Work request: Each entry is to be retyped exactly as it appears. Leave the images out.

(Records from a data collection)
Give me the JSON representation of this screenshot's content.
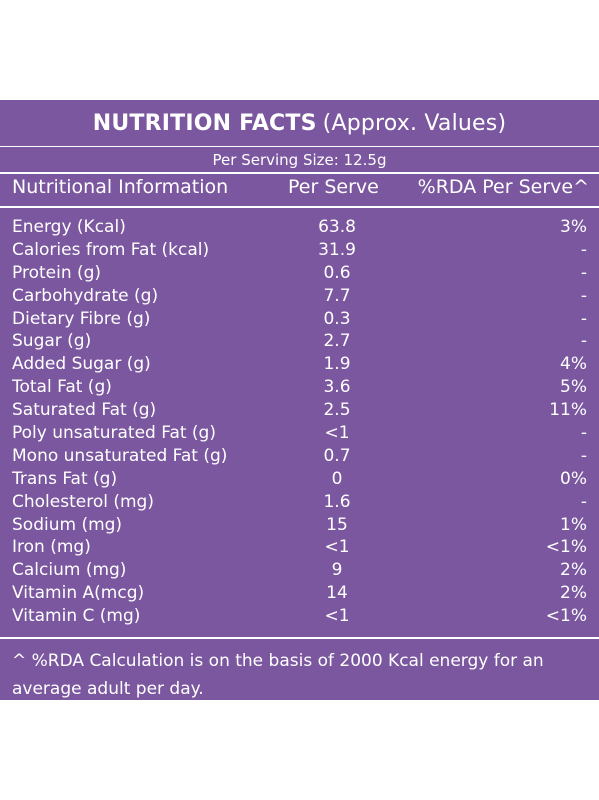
{
  "panel_color": "#7b579f",
  "title": "NUTRITION FACTS",
  "title_suffix": "(Approx. Values)",
  "serving": "Per Serving Size: 12.5g",
  "header": {
    "name": "Nutritional Information",
    "per_serve": "Per Serve",
    "rda": "%RDA Per Serve^"
  },
  "rows": [
    {
      "name": "Energy (Kcal)",
      "value": "63.8",
      "rda": "3%"
    },
    {
      "name": "Calories from Fat (kcal)",
      "value": "31.9",
      "rda": "-"
    },
    {
      "name": "Protein (g)",
      "value": "0.6",
      "rda": "-"
    },
    {
      "name": "Carbohydrate (g)",
      "value": "7.7",
      "rda": "-"
    },
    {
      "name": "Dietary Fibre (g)",
      "value": "0.3",
      "rda": "-"
    },
    {
      "name": "Sugar (g)",
      "value": "2.7",
      "rda": "-"
    },
    {
      "name": "Added Sugar (g)",
      "value": "1.9",
      "rda": "4%"
    },
    {
      "name": "Total Fat (g)",
      "value": "3.6",
      "rda": "5%"
    },
    {
      "name": "Saturated Fat (g)",
      "value": "2.5",
      "rda": "11%"
    },
    {
      "name": "Poly unsaturated Fat (g)",
      "value": "<1",
      "rda": "-"
    },
    {
      "name": "Mono unsaturated Fat (g)",
      "value": "0.7",
      "rda": "-"
    },
    {
      "name": "Trans Fat (g)",
      "value": "0",
      "rda": "0%"
    },
    {
      "name": "Cholesterol (mg)",
      "value": "1.6",
      "rda": "-"
    },
    {
      "name": "Sodium (mg)",
      "value": "15",
      "rda": "1%"
    },
    {
      "name": "Iron (mg)",
      "value": "<1",
      "rda": "<1%"
    },
    {
      "name": "Calcium (mg)",
      "value": "9",
      "rda": "2%"
    },
    {
      "name": "Vitamin A(mcg)",
      "value": "14",
      "rda": "2%"
    },
    {
      "name": "Vitamin C (mg)",
      "value": "<1",
      "rda": "<1%"
    }
  ],
  "footnote": "^ %RDA Calculation is on the basis of 2000 Kcal energy for an average adult per day."
}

Solution:
Give me the JSON representation of this screenshot's content.
{
  "panel_color": "#7b579f",
  "title": "NUTRITION FACTS",
  "title_suffix": "(Approx. Values)",
  "serving": "Per Serving Size: 12.5g",
  "header": {
    "name": "Nutritional Information",
    "per_serve": "Per Serve",
    "rda": "%RDA Per Serve^"
  },
  "rows": [
    {
      "name": "Energy (Kcal)",
      "value": "63.8",
      "rda": "3%"
    },
    {
      "name": "Calories from Fat (kcal)",
      "value": "31.9",
      "rda": "-"
    },
    {
      "name": "Protein (g)",
      "value": "0.6",
      "rda": "-"
    },
    {
      "name": "Carbohydrate (g)",
      "value": "7.7",
      "rda": "-"
    },
    {
      "name": "Dietary Fibre (g)",
      "value": "0.3",
      "rda": "-"
    },
    {
      "name": "Sugar (g)",
      "value": "2.7",
      "rda": "-"
    },
    {
      "name": "Added Sugar (g)",
      "value": "1.9",
      "rda": "4%"
    },
    {
      "name": "Total Fat (g)",
      "value": "3.6",
      "rda": "5%"
    },
    {
      "name": "Saturated Fat (g)",
      "value": "2.5",
      "rda": "11%"
    },
    {
      "name": "Poly unsaturated Fat (g)",
      "value": "<1",
      "rda": "-"
    },
    {
      "name": "Mono unsaturated Fat (g)",
      "value": "0.7",
      "rda": "-"
    },
    {
      "name": "Trans Fat (g)",
      "value": "0",
      "rda": "0%"
    },
    {
      "name": "Cholesterol (mg)",
      "value": "1.6",
      "rda": "-"
    },
    {
      "name": "Sodium (mg)",
      "value": "15",
      "rda": "1%"
    },
    {
      "name": "Iron (mg)",
      "value": "<1",
      "rda": "<1%"
    },
    {
      "name": "Calcium (mg)",
      "value": "9",
      "rda": "2%"
    },
    {
      "name": "Vitamin A(mcg)",
      "value": "14",
      "rda": "2%"
    },
    {
      "name": "Vitamin C (mg)",
      "value": "<1",
      "rda": "<1%"
    }
  ],
  "footnote": "^ %RDA Calculation is on the basis of 2000 Kcal energy for an average adult per day."
}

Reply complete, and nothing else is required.